Set problem: Extract and list every line that contains the word "avere".

Dataset records:
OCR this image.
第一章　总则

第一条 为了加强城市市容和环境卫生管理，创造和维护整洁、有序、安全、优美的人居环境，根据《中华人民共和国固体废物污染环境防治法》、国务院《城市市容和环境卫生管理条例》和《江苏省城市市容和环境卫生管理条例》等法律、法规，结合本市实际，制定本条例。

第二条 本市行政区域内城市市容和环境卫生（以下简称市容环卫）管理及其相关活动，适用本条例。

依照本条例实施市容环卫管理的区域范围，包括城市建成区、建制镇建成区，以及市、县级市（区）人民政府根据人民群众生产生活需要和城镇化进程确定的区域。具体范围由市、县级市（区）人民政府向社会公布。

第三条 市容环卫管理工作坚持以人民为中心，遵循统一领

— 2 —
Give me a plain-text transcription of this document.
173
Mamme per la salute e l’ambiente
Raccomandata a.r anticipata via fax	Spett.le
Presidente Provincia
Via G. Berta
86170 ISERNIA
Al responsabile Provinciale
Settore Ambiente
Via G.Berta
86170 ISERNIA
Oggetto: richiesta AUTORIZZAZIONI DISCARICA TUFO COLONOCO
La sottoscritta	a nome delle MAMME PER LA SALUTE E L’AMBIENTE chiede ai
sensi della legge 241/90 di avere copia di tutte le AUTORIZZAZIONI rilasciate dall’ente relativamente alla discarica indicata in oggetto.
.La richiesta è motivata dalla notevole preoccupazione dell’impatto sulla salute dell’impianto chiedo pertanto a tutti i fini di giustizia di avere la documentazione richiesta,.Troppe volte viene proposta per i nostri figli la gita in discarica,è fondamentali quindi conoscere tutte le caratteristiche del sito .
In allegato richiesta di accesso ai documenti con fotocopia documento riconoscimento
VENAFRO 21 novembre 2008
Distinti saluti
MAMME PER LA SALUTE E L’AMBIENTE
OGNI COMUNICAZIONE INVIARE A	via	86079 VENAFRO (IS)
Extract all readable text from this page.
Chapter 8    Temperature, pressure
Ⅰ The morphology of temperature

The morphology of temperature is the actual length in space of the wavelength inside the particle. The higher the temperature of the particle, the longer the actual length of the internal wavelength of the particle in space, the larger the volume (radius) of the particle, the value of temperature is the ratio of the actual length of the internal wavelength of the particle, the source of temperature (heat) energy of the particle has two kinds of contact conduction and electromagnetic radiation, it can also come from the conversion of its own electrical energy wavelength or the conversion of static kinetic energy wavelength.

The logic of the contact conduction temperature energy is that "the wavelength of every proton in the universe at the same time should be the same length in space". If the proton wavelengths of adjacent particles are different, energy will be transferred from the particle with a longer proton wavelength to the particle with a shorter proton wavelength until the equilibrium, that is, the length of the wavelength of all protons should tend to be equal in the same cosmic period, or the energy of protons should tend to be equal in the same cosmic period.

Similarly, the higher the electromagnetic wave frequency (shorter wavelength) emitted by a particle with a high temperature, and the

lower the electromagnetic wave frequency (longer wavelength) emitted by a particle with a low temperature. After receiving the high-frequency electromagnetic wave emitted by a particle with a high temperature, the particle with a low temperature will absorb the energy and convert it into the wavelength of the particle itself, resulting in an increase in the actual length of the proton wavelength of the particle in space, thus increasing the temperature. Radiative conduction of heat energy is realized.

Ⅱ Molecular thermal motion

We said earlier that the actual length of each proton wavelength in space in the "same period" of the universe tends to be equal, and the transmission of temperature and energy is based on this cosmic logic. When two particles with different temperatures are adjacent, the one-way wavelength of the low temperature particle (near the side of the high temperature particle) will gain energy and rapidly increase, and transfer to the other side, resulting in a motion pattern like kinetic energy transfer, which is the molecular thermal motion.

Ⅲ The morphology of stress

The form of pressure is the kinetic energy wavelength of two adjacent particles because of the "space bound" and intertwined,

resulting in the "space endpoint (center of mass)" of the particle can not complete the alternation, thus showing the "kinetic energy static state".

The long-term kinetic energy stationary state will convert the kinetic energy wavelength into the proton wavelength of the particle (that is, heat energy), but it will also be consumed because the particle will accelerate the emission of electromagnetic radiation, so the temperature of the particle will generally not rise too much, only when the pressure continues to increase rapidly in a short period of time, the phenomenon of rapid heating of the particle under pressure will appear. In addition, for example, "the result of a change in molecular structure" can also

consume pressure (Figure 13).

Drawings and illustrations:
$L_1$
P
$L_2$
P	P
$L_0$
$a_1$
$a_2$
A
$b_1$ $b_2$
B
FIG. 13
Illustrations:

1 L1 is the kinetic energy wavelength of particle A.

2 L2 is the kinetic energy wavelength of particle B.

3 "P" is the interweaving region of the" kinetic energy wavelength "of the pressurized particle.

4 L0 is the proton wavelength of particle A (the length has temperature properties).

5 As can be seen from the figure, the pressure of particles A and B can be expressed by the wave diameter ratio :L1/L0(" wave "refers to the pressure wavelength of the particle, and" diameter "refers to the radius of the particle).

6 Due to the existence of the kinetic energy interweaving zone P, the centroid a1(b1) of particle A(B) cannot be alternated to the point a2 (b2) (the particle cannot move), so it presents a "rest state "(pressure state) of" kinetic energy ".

Full output:
sensi della legge 241/90 di avere copia di tutte le AUTORIZZAZIONI rilasciate dall’ente relativamente alla discarica indicata in oggetto.
.La richiesta è motivata dalla notevole preoccupazione dell’impatto sulla salute dell’impianto chiedo pertanto a tutti i fini di giustizia di avere la documentazione richiesta,.Troppe volte viene proposta per i nostri figli la gita in discarica,è fondamentali quindi conoscere tutte le caratteristiche del sito .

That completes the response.